**PROBLEM TO SOLVE**: In this exercise, return the whole listing exactly, excluding any images.

BEGIN

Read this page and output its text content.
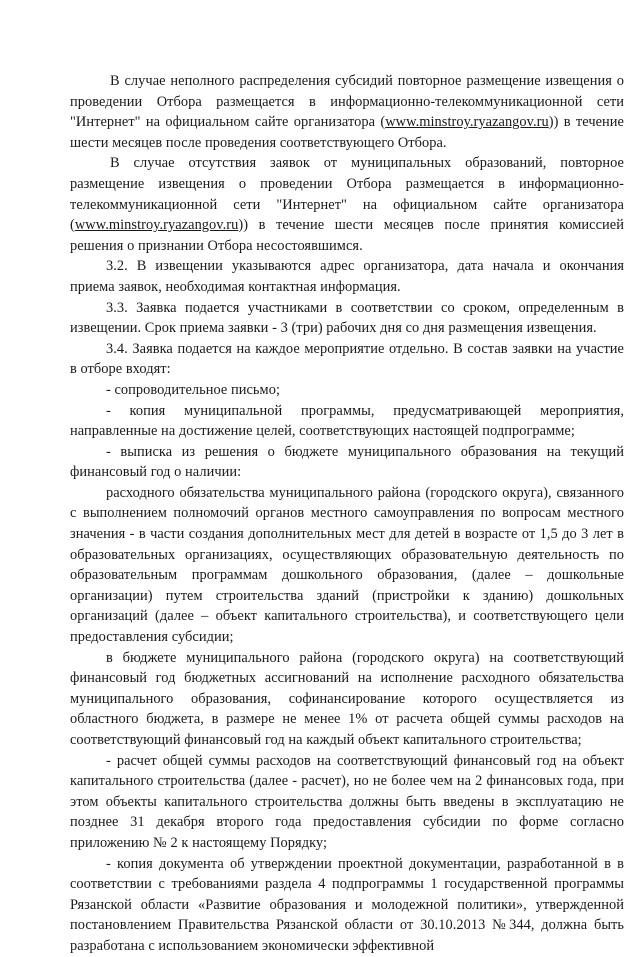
В случае неполного распределения субсидий повторное размещение извещения о проведении Отбора размещается в информационно-телекоммуникационной сети "Интернет" на официальном сайте организатора (www.minstroy.ryazangov.ru)) в течение шести месяцев после проведения соответствующего Отбора.

В случае отсутствия заявок от муниципальных образований, повторное размещение извещения о проведении Отбора размещается в информационно-телекоммуникационной сети "Интернет" на официальном сайте организатора (www.minstroy.ryazangov.ru)) в течение шести месяцев после принятия комиссией решения о признании Отбора несостоявшимся.

3.2. В извещении указываются адрес организатора, дата начала и окончания приема заявок, необходимая контактная информация.

3.3. Заявка подается участниками в соответствии со сроком, определенным в извещении. Срок приема заявки - 3 (три) рабочих дня со дня размещения извещения.

3.4. Заявка подается на каждое мероприятие отдельно. В состав заявки на участие в отборе входят:

- сопроводительное письмо;

- копия муниципальной программы, предусматривающей мероприятия, направленные на достижение целей, соответствующих настоящей подпрограмме;

- выписка из решения о бюджете муниципального образования на текущий финансовый год о наличии:

расходного обязательства муниципального района (городского округа), связанного с выполнением полномочий органов местного самоуправления по вопросам местного значения - в части создания дополнительных мест для детей в возрасте от 1,5 до 3 лет в образовательных организациях, осуществляющих образовательную деятельность по образовательным программам дошкольного образования, (далее – дошкольные организации) путем строительства зданий (пристройки к зданию) дошкольных организаций (далее – объект капитального строительства), и соответствующего цели предоставления субсидии;

в бюджете муниципального района (городского округа) на соответствующий финансовый год бюджетных ассигнований на исполнение расходного обязательства муниципального образования, софинансирование которого осуществляется из областного бюджета, в размере не менее 1% от расчета общей суммы расходов на соответствующий финансовый год на каждый объект капитального строительства;

- расчет общей суммы расходов на соответствующий финансовый год на объект капитального строительства (далее - расчет), но не более чем на 2 финансовых года, при этом объекты капитального строительства должны быть введены в эксплуатацию не позднее 31 декабря второго года предоставления субсидии по форме согласно приложению № 2 к настоящему Порядку;

- копия документа об утверждении проектной документации, разработанной в в соответствии с требованиями раздела 4 подпрограммы 1 государственной программы Рязанской области «Развитие образования и молодежной политики», утвержденной постановлением Правительства Рязанской области от 30.10.2013 №344, должна быть разработана с использованием экономически эффективной
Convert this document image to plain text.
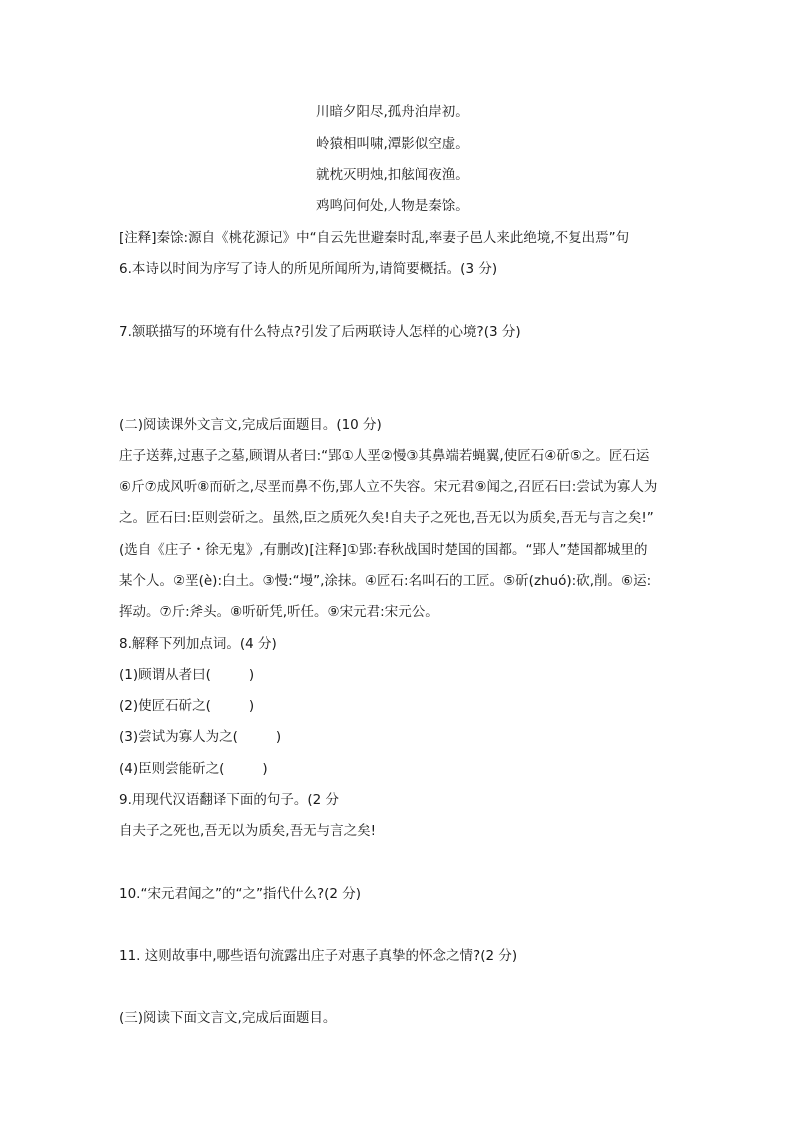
川暗夕阳尽,孤舟泊岸初。
岭猿相叫啸,潭影似空虚。
就枕灭明烛,扣舷闻夜渔。
鸡鸣问何处,人物是秦馀。
[注释]秦馀:源自《桃花源记》中“自云先世避秦时乱,率妻子邑人来此绝境,不复出焉”句
6.本诗以时间为序写了诗人的所见所闻所为,请简要概括。(3 分)
7.颔联描写的环境有什么特点?引发了后两联诗人怎样的心境?(3 分)
(二)阅读课外文言文,完成后面题目。(10 分)
庄子送葬,过惠子之墓,顾谓从者曰:“郢①人垩②慢③其鼻端若蝇翼,使匠石④斫⑤之。匠石运
⑥斤⑦成风听⑧而斫之,尽垩而鼻不伤,郢人立不失容。宋元君⑨闻之,召匠石曰:尝试为寡人为
之。匠石曰:臣则尝斫之。虽然,臣之质死久矣!自夫子之死也,吾无以为质矣,吾无与言之矣!”
(选自《庄子・徐无鬼》,有删改)[注释]①郢:春秋战国时楚国的国都。“郢人”楚国都城里的
某个人。②垩(è):白土。③慢:“墁”,涂抹。④匠石:名叫石的工匠。⑤斫(zhuó):砍,削。⑥运:
挥动。⑦斤:斧头。⑧听斫凭,听任。⑨宋元君:宋元公。
8.解释下列加点词。(4 分)
(1)顾谓从者曰(	)
(2)使匠石斫之(	)
(3)尝试为寡人为之(	)
(4)臣则尝能斫之(	)
9.用现代汉语翻译下面的句子。(2 分
自夫子之死也,吾无以为质矣,吾无与言之矣!
10.“宋元君闻之”的“之”指代什么?(2 分)
11. 这则故事中,哪些语句流露出庄子对惠子真挚的怀念之情?(2 分)
(三)阅读下面文言文,完成后面题目。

END

**COMPLETE ANSWER**:
Read this page and output its text content.
В случае неполного распределения субсидий повторное размещение извещения о проведении Отбора размещается в информационно-телекоммуникационной сети "Интернет" на официальном сайте организатора (www.minstroy.ryazangov.ru)) в течение шести месяцев после проведения соответствующего Отбора.

В случае отсутствия заявок от муниципальных образований, повторное размещение извещения о проведении Отбора размещается в информационно-телекоммуникационной сети "Интернет" на официальном сайте организатора (www.minstroy.ryazangov.ru)) в течение шести месяцев после принятия комиссией решения о признании Отбора несостоявшимся.

3.2. В извещении указываются адрес организатора, дата начала и окончания приема заявок, необходимая контактная информация.

3.3. Заявка подается участниками в соответствии со сроком, определенным в извещении. Срок приема заявки - 3 (три) рабочих дня со дня размещения извещения.

3.4. Заявка подается на каждое мероприятие отдельно. В состав заявки на участие в отборе входят:

- сопроводительное письмо;

- копия муниципальной программы, предусматривающей мероприятия, направленные на достижение целей, соответствующих настоящей подпрограмме;

- выписка из решения о бюджете муниципального образования на текущий финансовый год о наличии:

расходного обязательства муниципального района (городского округа), связанного с выполнением полномочий органов местного самоуправления по вопросам местного значения - в части создания дополнительных мест для детей в возрасте от 1,5 до 3 лет в образовательных организациях, осуществляющих образовательную деятельность по образовательным программам дошкольного образования, (далее – дошкольные организации) путем строительства зданий (пристройки к зданию) дошкольных организаций (далее – объект капитального строительства), и соответствующего цели предоставления субсидии;

в бюджете муниципального района (городского округа) на соответствующий финансовый год бюджетных ассигнований на исполнение расходного обязательства муниципального образования, софинансирование которого осуществляется из областного бюджета, в размере не менее 1% от расчета общей суммы расходов на соответствующий финансовый год на каждый объект капитального строительства;

- расчет общей суммы расходов на соответствующий финансовый год на объект капитального строительства (далее - расчет), но не более чем на 2 финансовых года, при этом объекты капитального строительства должны быть введены в эксплуатацию не позднее 31 декабря второго года предоставления субсидии по форме согласно приложению № 2 к настоящему Порядку;

- копия документа об утверждении проектной документации, разработанной в в соответствии с требованиями раздела 4 подпрограммы 1 государственной программы Рязанской области «Развитие образования и молодежной политики», утвержденной постановлением Правительства Рязанской области от 30.10.2013 №344, должна быть разработана с использованием экономически эффективной
Convert this document image to plain text.
川暗夕阳尽,孤舟泊岸初。
岭猿相叫啸,潭影似空虚。
就枕灭明烛,扣舷闻夜渔。
鸡鸣问何处,人物是秦馀。
[注释]秦馀:源自《桃花源记》中“自云先世避秦时乱,率妻子邑人来此绝境,不复出焉”句
6.本诗以时间为序写了诗人的所见所闻所为,请简要概括。(3 分)
7.颔联描写的环境有什么特点?引发了后两联诗人怎样的心境?(3 分)
(二)阅读课外文言文,完成后面题目。(10 分)
庄子送葬,过惠子之墓,顾谓从者曰:“郢①人垩②慢③其鼻端若蝇翼,使匠石④斫⑤之。匠石运
⑥斤⑦成风听⑧而斫之,尽垩而鼻不伤,郢人立不失容。宋元君⑨闻之,召匠石曰:尝试为寡人为
之。匠石曰:臣则尝斫之。虽然,臣之质死久矣!自夫子之死也,吾无以为质矣,吾无与言之矣!”
(选自《庄子・徐无鬼》,有删改)[注释]①郢:春秋战国时楚国的国都。“郢人”楚国都城里的
某个人。②垩(è):白土。③慢:“墁”,涂抹。④匠石:名叫石的工匠。⑤斫(zhuó):砍,削。⑥运:
挥动。⑦斤:斧头。⑧听斫凭,听任。⑨宋元君:宋元公。
8.解释下列加点词。(4 分)
(1)顾谓从者曰(	)
(2)使匠石斫之(	)
(3)尝试为寡人为之(	)
(4)臣则尝能斫之(	)
9.用现代汉语翻译下面的句子。(2 分
自夫子之死也,吾无以为质矣,吾无与言之矣!
10.“宋元君闻之”的“之”指代什么?(2 分)
11. 这则故事中,哪些语句流露出庄子对惠子真挚的怀念之情?(2 分)
(三)阅读下面文言文,完成后面题目。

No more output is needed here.